### Instruction
Write out the whole listing exactly as it stands.

### Rows
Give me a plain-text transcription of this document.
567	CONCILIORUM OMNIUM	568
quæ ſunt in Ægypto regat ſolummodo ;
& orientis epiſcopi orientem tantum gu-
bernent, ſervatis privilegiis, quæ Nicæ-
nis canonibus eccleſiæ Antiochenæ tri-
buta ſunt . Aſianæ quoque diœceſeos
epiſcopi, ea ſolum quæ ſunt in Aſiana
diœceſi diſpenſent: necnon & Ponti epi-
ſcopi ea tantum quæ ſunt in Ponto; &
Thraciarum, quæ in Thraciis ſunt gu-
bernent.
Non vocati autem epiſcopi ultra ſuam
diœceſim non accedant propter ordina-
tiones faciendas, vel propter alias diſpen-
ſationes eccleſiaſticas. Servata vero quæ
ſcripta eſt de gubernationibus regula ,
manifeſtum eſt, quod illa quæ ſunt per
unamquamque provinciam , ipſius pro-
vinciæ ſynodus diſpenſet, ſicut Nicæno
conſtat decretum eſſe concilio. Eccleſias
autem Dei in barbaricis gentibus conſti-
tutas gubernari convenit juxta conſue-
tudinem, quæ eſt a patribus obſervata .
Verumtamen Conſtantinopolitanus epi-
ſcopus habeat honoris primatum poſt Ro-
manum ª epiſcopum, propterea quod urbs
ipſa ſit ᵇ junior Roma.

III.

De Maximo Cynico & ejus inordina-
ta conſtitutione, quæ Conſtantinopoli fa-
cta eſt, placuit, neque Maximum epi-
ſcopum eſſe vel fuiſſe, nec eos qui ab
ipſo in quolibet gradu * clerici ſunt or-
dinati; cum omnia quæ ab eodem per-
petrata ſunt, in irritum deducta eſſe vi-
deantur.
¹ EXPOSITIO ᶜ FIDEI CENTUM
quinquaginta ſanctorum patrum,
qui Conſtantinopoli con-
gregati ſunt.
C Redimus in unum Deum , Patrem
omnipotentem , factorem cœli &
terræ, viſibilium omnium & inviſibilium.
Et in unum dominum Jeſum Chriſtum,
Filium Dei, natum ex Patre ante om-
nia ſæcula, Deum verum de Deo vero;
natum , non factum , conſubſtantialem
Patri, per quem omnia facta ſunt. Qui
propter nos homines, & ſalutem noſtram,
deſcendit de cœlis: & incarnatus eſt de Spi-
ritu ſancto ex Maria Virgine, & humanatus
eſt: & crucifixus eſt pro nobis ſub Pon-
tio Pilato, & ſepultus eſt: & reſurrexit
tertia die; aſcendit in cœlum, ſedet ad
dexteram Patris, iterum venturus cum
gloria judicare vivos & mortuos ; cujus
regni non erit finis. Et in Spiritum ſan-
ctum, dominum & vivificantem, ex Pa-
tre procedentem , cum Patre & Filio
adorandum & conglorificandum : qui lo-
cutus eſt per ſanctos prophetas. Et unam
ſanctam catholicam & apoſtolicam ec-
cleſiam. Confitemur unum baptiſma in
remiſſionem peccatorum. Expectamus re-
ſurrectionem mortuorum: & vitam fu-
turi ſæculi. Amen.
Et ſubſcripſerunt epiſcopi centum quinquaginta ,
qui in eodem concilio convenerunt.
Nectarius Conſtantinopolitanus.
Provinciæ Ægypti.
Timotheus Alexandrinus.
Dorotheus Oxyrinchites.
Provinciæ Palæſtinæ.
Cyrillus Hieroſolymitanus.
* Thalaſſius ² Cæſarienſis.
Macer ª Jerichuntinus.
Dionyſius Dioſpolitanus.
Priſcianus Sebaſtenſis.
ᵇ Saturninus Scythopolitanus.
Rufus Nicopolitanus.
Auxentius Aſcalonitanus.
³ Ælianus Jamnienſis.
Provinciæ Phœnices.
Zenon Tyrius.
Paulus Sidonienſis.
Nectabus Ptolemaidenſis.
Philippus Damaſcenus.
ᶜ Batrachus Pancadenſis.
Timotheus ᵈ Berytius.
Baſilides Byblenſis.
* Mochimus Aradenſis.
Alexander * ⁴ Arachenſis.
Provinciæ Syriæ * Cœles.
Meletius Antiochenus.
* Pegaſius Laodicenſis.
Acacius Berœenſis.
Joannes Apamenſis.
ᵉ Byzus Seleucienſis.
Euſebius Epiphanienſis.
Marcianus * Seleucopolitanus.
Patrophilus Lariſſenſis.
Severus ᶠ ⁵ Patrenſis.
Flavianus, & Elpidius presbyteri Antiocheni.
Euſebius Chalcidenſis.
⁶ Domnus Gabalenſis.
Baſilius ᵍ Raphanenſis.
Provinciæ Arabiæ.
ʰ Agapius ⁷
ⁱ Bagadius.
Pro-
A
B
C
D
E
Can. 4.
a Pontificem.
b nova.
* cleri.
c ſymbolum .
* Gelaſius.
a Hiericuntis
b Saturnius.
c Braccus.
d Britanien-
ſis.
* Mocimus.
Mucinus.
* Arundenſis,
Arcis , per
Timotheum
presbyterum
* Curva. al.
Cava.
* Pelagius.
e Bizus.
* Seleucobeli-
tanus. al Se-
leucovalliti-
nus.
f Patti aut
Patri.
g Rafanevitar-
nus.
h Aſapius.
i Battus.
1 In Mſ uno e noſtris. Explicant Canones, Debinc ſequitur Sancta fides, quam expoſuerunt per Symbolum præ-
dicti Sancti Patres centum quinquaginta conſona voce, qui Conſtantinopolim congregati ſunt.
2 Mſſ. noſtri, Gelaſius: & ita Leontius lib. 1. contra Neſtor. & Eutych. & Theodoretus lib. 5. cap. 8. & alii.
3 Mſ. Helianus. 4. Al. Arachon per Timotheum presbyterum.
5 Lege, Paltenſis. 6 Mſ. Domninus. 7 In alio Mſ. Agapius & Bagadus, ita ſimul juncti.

### Output of the exercise
Give me a plain-text transcription of this document.
567	CONCILIORUM OMNIUM	568
quæ ſunt in Ægypto regat ſolummodo ;
& orientis epiſcopi orientem tantum gu-
bernent, ſervatis privilegiis, quæ Nicæ-
nis canonibus eccleſiæ Antiochenæ tri-
buta ſunt . Aſianæ quoque diœceſeos
epiſcopi, ea ſolum quæ ſunt in Aſiana
diœceſi diſpenſent: necnon & Ponti epi-
ſcopi ea tantum quæ ſunt in Ponto; &
Thraciarum, quæ in Thraciis ſunt gu-
bernent.
Non vocati autem epiſcopi ultra ſuam
diœceſim non accedant propter ordina-
tiones faciendas, vel propter alias diſpen-
ſationes eccleſiaſticas. Servata vero quæ
ſcripta eſt de gubernationibus regula ,
manifeſtum eſt, quod illa quæ ſunt per
unamquamque provinciam , ipſius pro-
vinciæ ſynodus diſpenſet, ſicut Nicæno
conſtat decretum eſſe concilio. Eccleſias
autem Dei in barbaricis gentibus conſti-
tutas gubernari convenit juxta conſue-
tudinem, quæ eſt a patribus obſervata .
Verumtamen Conſtantinopolitanus epi-
ſcopus habeat honoris primatum poſt Ro-
manum ª epiſcopum, propterea quod urbs
ipſa ſit ᵇ junior Roma.

III.

De Maximo Cynico & ejus inordina-
ta conſtitutione, quæ Conſtantinopoli fa-
cta eſt, placuit, neque Maximum epi-
ſcopum eſſe vel fuiſſe, nec eos qui ab
ipſo in quolibet gradu * clerici ſunt or-
dinati; cum omnia quæ ab eodem per-
petrata ſunt, in irritum deducta eſſe vi-
deantur.
¹ EXPOSITIO ᶜ FIDEI CENTUM
quinquaginta ſanctorum patrum,
qui Conſtantinopoli con-
gregati ſunt.
C Redimus in unum Deum , Patrem
omnipotentem , factorem cœli &
terræ, viſibilium omnium & inviſibilium.
Et in unum dominum Jeſum Chriſtum,
Filium Dei, natum ex Patre ante om-
nia ſæcula, Deum verum de Deo vero;
natum , non factum , conſubſtantialem
Patri, per quem omnia facta ſunt. Qui
propter nos homines, & ſalutem noſtram,
deſcendit de cœlis: & incarnatus eſt de Spi-
ritu ſancto ex Maria Virgine, & humanatus
eſt: & crucifixus eſt pro nobis ſub Pon-
tio Pilato, & ſepultus eſt: & reſurrexit
tertia die; aſcendit in cœlum, ſedet ad
dexteram Patris, iterum venturus cum
gloria judicare vivos & mortuos ; cujus
regni non erit finis. Et in Spiritum ſan-
ctum, dominum & vivificantem, ex Pa-
tre procedentem , cum Patre & Filio
adorandum & conglorificandum : qui lo-
cutus eſt per ſanctos prophetas. Et unam
ſanctam catholicam & apoſtolicam ec-
cleſiam. Confitemur unum baptiſma in
remiſſionem peccatorum. Expectamus re-
ſurrectionem mortuorum: & vitam fu-
turi ſæculi. Amen.
Et ſubſcripſerunt epiſcopi centum quinquaginta ,
qui in eodem concilio convenerunt.
Nectarius Conſtantinopolitanus.
Provinciæ Ægypti.
Timotheus Alexandrinus.
Dorotheus Oxyrinchites.
Provinciæ Palæſtinæ.
Cyrillus Hieroſolymitanus.
* Thalaſſius ² Cæſarienſis.
Macer ª Jerichuntinus.
Dionyſius Dioſpolitanus.
Priſcianus Sebaſtenſis.
ᵇ Saturninus Scythopolitanus.
Rufus Nicopolitanus.
Auxentius Aſcalonitanus.
³ Ælianus Jamnienſis.
Provinciæ Phœnices.
Zenon Tyrius.
Paulus Sidonienſis.
Nectabus Ptolemaidenſis.
Philippus Damaſcenus.
ᶜ Batrachus Pancadenſis.
Timotheus ᵈ Berytius.
Baſilides Byblenſis.
* Mochimus Aradenſis.
Alexander * ⁴ Arachenſis.
Provinciæ Syriæ * Cœles.
Meletius Antiochenus.
* Pegaſius Laodicenſis.
Acacius Berœenſis.
Joannes Apamenſis.
ᵉ Byzus Seleucienſis.
Euſebius Epiphanienſis.
Marcianus * Seleucopolitanus.
Patrophilus Lariſſenſis.
Severus ᶠ ⁵ Patrenſis.
Flavianus, & Elpidius presbyteri Antiocheni.
Euſebius Chalcidenſis.
⁶ Domnus Gabalenſis.
Baſilius ᵍ Raphanenſis.
Provinciæ Arabiæ.
ʰ Agapius ⁷
ⁱ Bagadius.
Pro-
A
B
C
D
E
Can. 4.
a Pontificem.
b nova.
* cleri.
c ſymbolum .
* Gelaſius.
a Hiericuntis
b Saturnius.
c Braccus.
d Britanien-
ſis.
* Mocimus.
Mucinus.
* Arundenſis,
Arcis , per
Timotheum
presbyterum
* Curva. al.
Cava.
* Pelagius.
e Bizus.
* Seleucobeli-
tanus. al Se-
leucovalliti-
nus.
f Patti aut
Patri.
g Rafanevitar-
nus.
h Aſapius.
i Battus.
1 In Mſ uno e noſtris. Explicant Canones, Debinc ſequitur Sancta fides, quam expoſuerunt per Symbolum præ-
dicti Sancti Patres centum quinquaginta conſona voce, qui Conſtantinopolim congregati ſunt.
2 Mſſ. noſtri, Gelaſius: & ita Leontius lib. 1. contra Neſtor. & Eutych. & Theodoretus lib. 5. cap. 8. & alii.
3 Mſ. Helianus. 4. Al. Arachon per Timotheum presbyterum.
5 Lege, Paltenſis. 6 Mſ. Domninus. 7 In alio Mſ. Agapius & Bagadus, ita ſimul juncti.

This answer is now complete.